> GOAL: Print the complete set of entries exactly.

EXTRACTED DATA start

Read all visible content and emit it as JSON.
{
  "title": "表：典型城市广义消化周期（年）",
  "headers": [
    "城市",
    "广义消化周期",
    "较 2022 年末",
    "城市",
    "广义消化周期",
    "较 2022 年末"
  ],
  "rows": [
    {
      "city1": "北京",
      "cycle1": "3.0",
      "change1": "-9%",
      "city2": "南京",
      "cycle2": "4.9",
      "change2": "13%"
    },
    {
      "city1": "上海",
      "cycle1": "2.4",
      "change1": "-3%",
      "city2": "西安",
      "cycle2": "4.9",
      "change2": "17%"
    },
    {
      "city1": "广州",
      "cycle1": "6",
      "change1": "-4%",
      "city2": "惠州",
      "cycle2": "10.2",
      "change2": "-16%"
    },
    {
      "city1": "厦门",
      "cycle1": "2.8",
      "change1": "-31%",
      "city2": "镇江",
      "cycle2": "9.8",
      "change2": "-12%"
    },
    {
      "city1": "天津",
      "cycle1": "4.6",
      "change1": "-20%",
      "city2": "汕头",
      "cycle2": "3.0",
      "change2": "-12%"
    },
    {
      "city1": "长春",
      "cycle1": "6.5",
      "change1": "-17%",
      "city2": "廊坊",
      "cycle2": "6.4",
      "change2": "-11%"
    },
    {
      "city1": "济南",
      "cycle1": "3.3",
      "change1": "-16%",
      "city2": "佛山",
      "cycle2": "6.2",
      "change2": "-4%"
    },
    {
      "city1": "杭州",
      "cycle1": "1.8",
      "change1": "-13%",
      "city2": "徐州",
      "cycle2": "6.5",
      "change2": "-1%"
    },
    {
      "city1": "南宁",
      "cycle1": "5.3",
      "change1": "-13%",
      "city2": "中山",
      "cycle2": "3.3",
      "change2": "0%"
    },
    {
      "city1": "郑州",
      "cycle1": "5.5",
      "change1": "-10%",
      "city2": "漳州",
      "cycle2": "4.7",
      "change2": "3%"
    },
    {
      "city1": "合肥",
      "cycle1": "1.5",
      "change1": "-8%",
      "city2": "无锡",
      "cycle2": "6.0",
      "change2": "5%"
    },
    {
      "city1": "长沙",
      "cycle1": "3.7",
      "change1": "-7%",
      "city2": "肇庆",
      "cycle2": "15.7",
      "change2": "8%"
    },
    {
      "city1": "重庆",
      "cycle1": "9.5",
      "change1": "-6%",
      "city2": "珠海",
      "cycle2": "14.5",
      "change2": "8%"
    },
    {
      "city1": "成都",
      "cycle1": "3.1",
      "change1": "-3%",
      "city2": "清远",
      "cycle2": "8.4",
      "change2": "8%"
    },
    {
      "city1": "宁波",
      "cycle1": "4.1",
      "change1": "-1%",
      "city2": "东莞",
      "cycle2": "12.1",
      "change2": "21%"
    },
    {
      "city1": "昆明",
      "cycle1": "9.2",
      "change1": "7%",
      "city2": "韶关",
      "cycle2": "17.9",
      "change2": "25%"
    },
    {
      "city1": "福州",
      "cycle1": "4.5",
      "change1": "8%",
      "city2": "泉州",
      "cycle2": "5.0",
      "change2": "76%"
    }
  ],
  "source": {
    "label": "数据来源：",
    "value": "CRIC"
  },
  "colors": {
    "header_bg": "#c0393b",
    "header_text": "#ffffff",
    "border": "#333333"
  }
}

EXTRACTED DATA end

> FULL RESPONSE:
Read all visible content and emit it as JSON.
{
  "title": "表：典型城市广义消化周期（年）",
  "headers": [
    "城市",
    "广义消化周期",
    "较 2022 年末",
    "城市",
    "广义消化周期",
    "较 2022 年末"
  ],
  "rows": [
    {
      "city1": "北京",
      "cycle1": "3.0",
      "change1": "-9%",
      "city2": "南京",
      "cycle2": "4.9",
      "change2": "13%"
    },
    {
      "city1": "上海",
      "cycle1": "2.4",
      "change1": "-3%",
      "city2": "西安",
      "cycle2": "4.9",
      "change2": "17%"
    },
    {
      "city1": "广州",
      "cycle1": "6",
      "change1": "-4%",
      "city2": "惠州",
      "cycle2": "10.2",
      "change2": "-16%"
    },
    {
      "city1": "厦门",
      "cycle1": "2.8",
      "change1": "-31%",
      "city2": "镇江",
      "cycle2": "9.8",
      "change2": "-12%"
    },
    {
      "city1": "天津",
      "cycle1": "4.6",
      "change1": "-20%",
      "city2": "汕头",
      "cycle2": "3.0",
      "change2": "-12%"
    },
    {
      "city1": "长春",
      "cycle1": "6.5",
      "change1": "-17%",
      "city2": "廊坊",
      "cycle2": "6.4",
      "change2": "-11%"
    },
    {
      "city1": "济南",
      "cycle1": "3.3",
      "change1": "-16%",
      "city2": "佛山",
      "cycle2": "6.2",
      "change2": "-4%"
    },
    {
      "city1": "杭州",
      "cycle1": "1.8",
      "change1": "-13%",
      "city2": "徐州",
      "cycle2": "6.5",
      "change2": "-1%"
    },
    {
      "city1": "南宁",
      "cycle1": "5.3",
      "change1": "-13%",
      "city2": "中山",
      "cycle2": "3.3",
      "change2": "0%"
    },
    {
      "city1": "郑州",
      "cycle1": "5.5",
      "change1": "-10%",
      "city2": "漳州",
      "cycle2": "4.7",
      "change2": "3%"
    },
    {
      "city1": "合肥",
      "cycle1": "1.5",
      "change1": "-8%",
      "city2": "无锡",
      "cycle2": "6.0",
      "change2": "5%"
    },
    {
      "city1": "长沙",
      "cycle1": "3.7",
      "change1": "-7%",
      "city2": "肇庆",
      "cycle2": "15.7",
      "change2": "8%"
    },
    {
      "city1": "重庆",
      "cycle1": "9.5",
      "change1": "-6%",
      "city2": "珠海",
      "cycle2": "14.5",
      "change2": "8%"
    },
    {
      "city1": "成都",
      "cycle1": "3.1",
      "change1": "-3%",
      "city2": "清远",
      "cycle2": "8.4",
      "change2": "8%"
    },
    {
      "city1": "宁波",
      "cycle1": "4.1",
      "change1": "-1%",
      "city2": "东莞",
      "cycle2": "12.1",
      "change2": "21%"
    },
    {
      "city1": "昆明",
      "cycle1": "9.2",
      "change1": "7%",
      "city2": "韶关",
      "cycle2": "17.9",
      "change2": "25%"
    },
    {
      "city1": "福州",
      "cycle1": "4.5",
      "change1": "8%",
      "city2": "泉州",
      "cycle2": "5.0",
      "change2": "76%"
    }
  ],
  "source": {
    "label": "数据来源：",
    "value": "CRIC"
  },
  "colors": {
    "header_bg": "#c0393b",
    "header_text": "#ffffff",
    "border": "#333333"
  }
}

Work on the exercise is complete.